_Records for the task_

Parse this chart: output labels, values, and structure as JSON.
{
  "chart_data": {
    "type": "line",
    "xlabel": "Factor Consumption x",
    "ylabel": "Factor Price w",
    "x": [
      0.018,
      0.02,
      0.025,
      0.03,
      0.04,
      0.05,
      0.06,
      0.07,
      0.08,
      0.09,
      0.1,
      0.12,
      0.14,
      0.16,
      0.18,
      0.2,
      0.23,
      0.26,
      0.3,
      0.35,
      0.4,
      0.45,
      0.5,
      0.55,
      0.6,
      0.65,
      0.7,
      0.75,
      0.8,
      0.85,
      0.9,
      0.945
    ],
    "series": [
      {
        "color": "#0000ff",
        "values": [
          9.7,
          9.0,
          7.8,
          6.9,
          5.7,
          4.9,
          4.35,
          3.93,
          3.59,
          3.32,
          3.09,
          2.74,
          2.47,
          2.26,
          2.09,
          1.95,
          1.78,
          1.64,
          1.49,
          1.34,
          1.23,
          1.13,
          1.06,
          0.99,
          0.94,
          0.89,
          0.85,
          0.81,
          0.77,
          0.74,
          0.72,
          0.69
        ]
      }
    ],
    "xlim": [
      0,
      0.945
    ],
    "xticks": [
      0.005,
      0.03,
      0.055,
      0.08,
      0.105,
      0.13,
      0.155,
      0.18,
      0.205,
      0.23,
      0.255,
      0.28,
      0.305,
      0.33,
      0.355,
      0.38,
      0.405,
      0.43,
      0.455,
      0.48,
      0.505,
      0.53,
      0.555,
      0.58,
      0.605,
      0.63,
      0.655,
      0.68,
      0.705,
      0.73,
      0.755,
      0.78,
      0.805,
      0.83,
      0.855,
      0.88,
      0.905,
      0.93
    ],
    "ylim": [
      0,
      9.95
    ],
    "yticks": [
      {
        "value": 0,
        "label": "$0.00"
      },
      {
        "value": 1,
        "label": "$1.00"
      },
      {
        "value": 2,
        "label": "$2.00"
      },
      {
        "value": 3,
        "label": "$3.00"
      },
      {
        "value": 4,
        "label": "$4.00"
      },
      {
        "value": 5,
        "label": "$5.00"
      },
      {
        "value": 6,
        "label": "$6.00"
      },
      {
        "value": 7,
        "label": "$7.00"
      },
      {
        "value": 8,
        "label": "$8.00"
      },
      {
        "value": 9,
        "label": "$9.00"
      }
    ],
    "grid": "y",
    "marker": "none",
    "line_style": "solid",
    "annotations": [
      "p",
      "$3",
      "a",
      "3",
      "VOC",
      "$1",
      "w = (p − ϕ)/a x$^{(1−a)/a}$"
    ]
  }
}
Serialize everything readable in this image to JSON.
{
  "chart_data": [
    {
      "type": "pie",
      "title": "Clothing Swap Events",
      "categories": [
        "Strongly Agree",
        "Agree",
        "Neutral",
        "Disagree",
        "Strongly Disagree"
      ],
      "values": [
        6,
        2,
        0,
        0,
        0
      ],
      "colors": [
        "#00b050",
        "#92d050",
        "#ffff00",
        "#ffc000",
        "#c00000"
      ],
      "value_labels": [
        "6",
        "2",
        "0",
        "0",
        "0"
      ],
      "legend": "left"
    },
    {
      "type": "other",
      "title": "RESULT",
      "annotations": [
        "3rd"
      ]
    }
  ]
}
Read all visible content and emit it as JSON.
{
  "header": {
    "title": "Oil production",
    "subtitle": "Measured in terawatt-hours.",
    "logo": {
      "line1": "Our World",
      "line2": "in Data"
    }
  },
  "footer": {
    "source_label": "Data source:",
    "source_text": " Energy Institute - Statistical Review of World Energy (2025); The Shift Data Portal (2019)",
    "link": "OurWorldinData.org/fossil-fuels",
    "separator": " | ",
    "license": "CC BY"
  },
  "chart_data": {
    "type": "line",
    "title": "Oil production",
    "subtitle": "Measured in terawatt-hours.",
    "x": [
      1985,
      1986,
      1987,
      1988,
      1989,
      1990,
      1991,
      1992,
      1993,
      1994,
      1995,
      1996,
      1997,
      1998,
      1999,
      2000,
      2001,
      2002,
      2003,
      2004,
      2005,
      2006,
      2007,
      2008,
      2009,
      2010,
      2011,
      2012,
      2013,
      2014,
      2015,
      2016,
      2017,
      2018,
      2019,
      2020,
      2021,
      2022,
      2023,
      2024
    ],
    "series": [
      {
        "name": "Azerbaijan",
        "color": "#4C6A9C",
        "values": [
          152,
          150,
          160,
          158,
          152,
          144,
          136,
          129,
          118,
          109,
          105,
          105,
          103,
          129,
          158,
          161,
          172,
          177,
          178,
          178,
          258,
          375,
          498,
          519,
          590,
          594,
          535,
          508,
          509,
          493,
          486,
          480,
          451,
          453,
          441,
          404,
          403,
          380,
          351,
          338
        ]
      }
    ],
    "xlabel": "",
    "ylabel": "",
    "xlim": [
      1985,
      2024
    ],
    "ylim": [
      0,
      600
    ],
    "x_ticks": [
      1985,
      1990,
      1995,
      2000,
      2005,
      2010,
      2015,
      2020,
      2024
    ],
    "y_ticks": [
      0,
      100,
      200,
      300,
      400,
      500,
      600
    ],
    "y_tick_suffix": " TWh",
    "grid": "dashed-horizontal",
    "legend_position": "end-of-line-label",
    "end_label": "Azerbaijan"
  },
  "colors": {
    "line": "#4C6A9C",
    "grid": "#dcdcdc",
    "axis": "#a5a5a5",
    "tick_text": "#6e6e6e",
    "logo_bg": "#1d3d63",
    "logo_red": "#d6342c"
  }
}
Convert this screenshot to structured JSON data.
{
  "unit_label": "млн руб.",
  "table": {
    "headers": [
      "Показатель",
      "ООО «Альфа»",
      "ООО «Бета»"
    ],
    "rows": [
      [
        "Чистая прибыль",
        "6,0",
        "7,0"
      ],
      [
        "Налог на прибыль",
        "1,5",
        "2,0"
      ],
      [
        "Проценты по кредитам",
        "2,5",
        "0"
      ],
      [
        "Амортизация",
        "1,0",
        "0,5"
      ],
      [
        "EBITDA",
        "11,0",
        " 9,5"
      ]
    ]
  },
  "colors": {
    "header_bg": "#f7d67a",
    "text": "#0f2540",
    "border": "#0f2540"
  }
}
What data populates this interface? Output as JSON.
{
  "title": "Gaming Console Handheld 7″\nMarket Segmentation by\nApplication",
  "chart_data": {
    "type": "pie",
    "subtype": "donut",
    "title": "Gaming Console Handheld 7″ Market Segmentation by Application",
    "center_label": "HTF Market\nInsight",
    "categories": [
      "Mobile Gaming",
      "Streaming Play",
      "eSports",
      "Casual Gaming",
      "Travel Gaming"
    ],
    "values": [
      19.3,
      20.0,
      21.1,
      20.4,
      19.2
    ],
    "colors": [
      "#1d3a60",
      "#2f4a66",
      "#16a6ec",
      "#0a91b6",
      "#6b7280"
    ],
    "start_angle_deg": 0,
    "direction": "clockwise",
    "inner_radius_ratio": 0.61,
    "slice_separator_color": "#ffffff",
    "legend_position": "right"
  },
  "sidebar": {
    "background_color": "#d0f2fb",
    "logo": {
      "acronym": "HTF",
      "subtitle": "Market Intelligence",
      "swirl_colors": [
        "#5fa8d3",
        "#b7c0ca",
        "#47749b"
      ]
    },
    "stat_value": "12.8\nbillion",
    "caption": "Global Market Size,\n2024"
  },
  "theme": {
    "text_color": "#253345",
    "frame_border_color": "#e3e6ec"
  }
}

_Problem statement_
Copy out every line holding the string "values".

_Written response_
Parse this chart: output labels, values, and structure as JSON.
        "values": [
      "values": [
        "values": [
    "values": [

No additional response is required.